I think the Zimbabwe government are doing a similar thing here. They are dangling just enough carrot to get the company to dig the new tunnel. When the extra production starts getting brought on line, there is no reason to have foreign investors anymore, so they can just make a grab for the remaining 49% of the company. If I was an old despot like Mugabe, this is the game I would be playing.

 

The only policy that the ZIM government has changed over the last few years is to actually give a slight credit to miners on MARGINAL production over a certain base level.  That has acted as small tax CUT.  A couple of years ago, the ZIM government actually paid an account receivable that had been written off also.  This was to the tune of 2-3 MM USD if I remember correctly....

 

As to the ownership of the company...the federal ZIM government does not own 49%...it is split between federal, local, and "business men".  Presumably the "business men" are regional/locals?

- [WRITTEN EXERCISE A] Quote the Zimbabwe mining text in full, word for word.
The rows have nothing to do with the Zimbabwe mining text.

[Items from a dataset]
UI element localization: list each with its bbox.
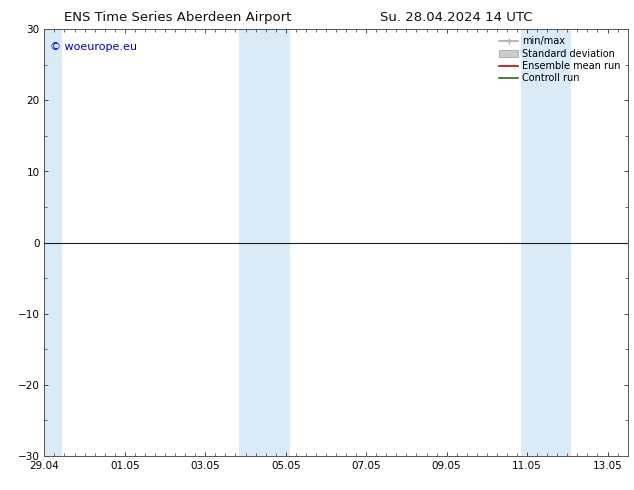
Text: © woeurope.eu: © woeurope.eu	[50, 42, 137, 52]
Legend: min/max, Standard deviation, Ensemble mean run, Controll run: min/max, Standard deviation, Ensemble me…	[497, 34, 623, 85]
Bar	[521, 29, 571, 456]
Bar	[41, 29, 63, 456]
Bar	[240, 29, 290, 456]
Text: ENS Time Series Aberdeen Airport: ENS Time Series Aberdeen Airport	[64, 11, 291, 24]
Text: Su. 28.04.2024 14 UTC: Su. 28.04.2024 14 UTC	[380, 11, 533, 24]
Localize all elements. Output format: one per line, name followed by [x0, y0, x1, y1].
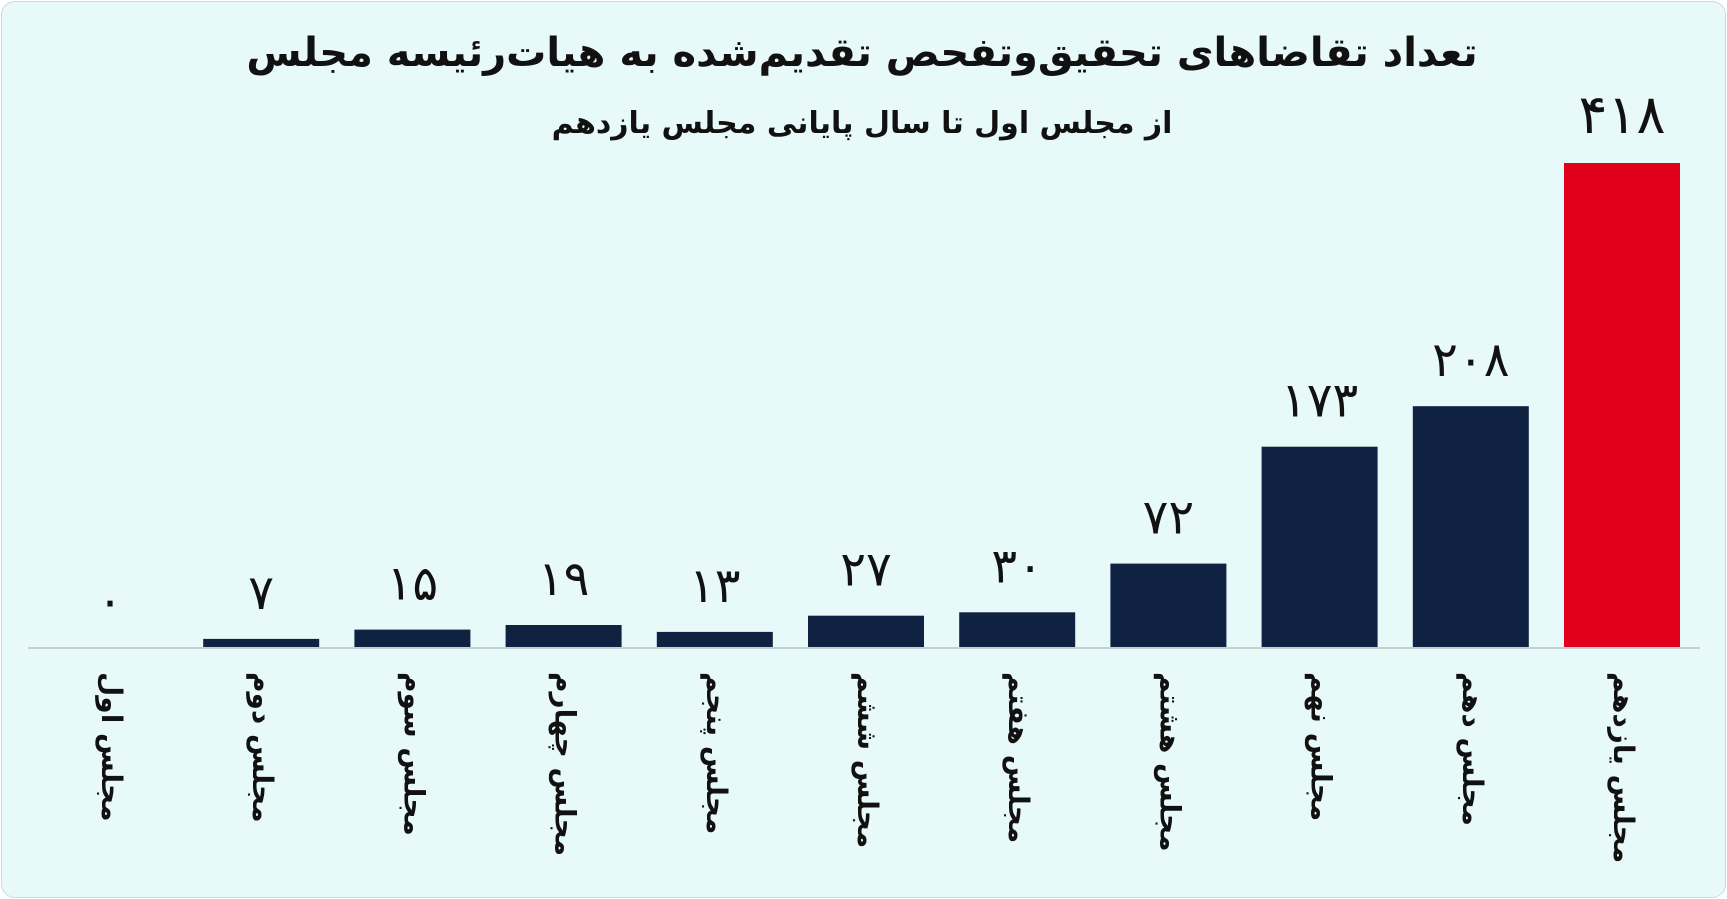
bar-7: [959, 612, 1076, 647]
value-label-1: ۰: [97, 573, 123, 629]
value-label-4: ۱۹: [538, 551, 590, 607]
category-label-9: مجلس نهم: [1305, 672, 1338, 821]
category-label-2: مجلس دوم: [246, 672, 279, 823]
chart-subtitle: از مجلس اول تا سال پایانی مجلس یازدهم: [551, 106, 1173, 141]
value-label-8: ۷۲: [1143, 490, 1195, 546]
category-label-6: مجلس ششم: [851, 672, 884, 848]
value-label-2: ۷: [248, 565, 274, 621]
category-label-8: مجلس هشتم: [1153, 672, 1186, 852]
bar-11: [1564, 163, 1680, 647]
category-label-3: مجلس سوم: [397, 672, 430, 836]
value-label-9: ۱۷۳: [1281, 373, 1358, 429]
value-label-6: ۲۷: [840, 542, 892, 598]
value-label-3: ۱۵: [387, 556, 439, 612]
bar-2: [203, 638, 320, 647]
category-label-5: مجلس پنجم: [700, 672, 733, 834]
bar-9: [1261, 446, 1378, 647]
value-label-7: ۳۰: [991, 538, 1043, 594]
value-label-5: ۱۳: [689, 558, 741, 614]
category-label-1: مجلس اول: [95, 672, 128, 822]
category-label-10: مجلس دهم: [1456, 672, 1489, 826]
value-label-10: ۲۰۸: [1432, 332, 1509, 388]
bar-8: [1110, 563, 1227, 647]
bar-6: [808, 615, 924, 647]
bar-5: [656, 631, 773, 647]
bar-4: [505, 625, 622, 647]
category-label-7: مجلس هفتم: [1002, 672, 1035, 843]
category-label-11: مجلس یازدهم: [1607, 672, 1640, 863]
chart-title: تعداد تقاضاهای تحقیق‌وتفحص تقدیم‌شده به …: [246, 30, 1478, 76]
category-label-4: مجلس چهارم: [549, 672, 582, 856]
value-label-11: ۴۱۸: [1578, 83, 1665, 146]
bar-10: [1412, 406, 1529, 647]
bar-3: [354, 629, 471, 647]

- [WRITTEN EXERCISE B] Please gather every line of the rows that contains the string "category". Case counts.

- [RESPONSE A]
I think the Zimbabwe government are doing a similar thing here. They are dangling just enough carrot to get the company to dig the new tunnel. When the extra production starts getting brought on line, there is no reason to have foreign investors anymore, so they can just make a grab for the remaining 49% of the company. If I was an old despot like Mugabe, this is the game I would be playing.

 

The only policy that the ZIM government has changed over the last few years is to actually give a slight credit to miners on MARGINAL production over a certain base level.  That has acted as small tax CUT.  A couple of years ago, the ZIM government actually paid an account receivable that had been written off also.  This was to the tune of 2-3 MM USD if I remember correctly....

 

As to the ownership of the company...the federal ZIM government does not own 49%...it is split between federal, local, and "business men".  Presumably the "business men" are regional/locals?

- [RESPONSE B]
category-label-9: مجلس نهم: [1305, 672, 1338, 821]
category-label-2: مجلس دوم: [246, 672, 279, 823]
category-label-6: مجلس ششم: [851, 672, 884, 848]
category-label-8: مجلس هشتم: [1153, 672, 1186, 852]
category-label-3: مجلس سوم: [397, 672, 430, 836]
category-label-5: مجلس پنجم: [700, 672, 733, 834]
category-label-1: مجلس اول: [95, 672, 128, 822]
category-label-10: مجلس دهم: [1456, 672, 1489, 826]
category-label-7: مجلس هفتم: [1002, 672, 1035, 843]
category-label-11: مجلس یازدهم: [1607, 672, 1640, 863]
category-label-4: مجلس چهارم: [549, 672, 582, 856]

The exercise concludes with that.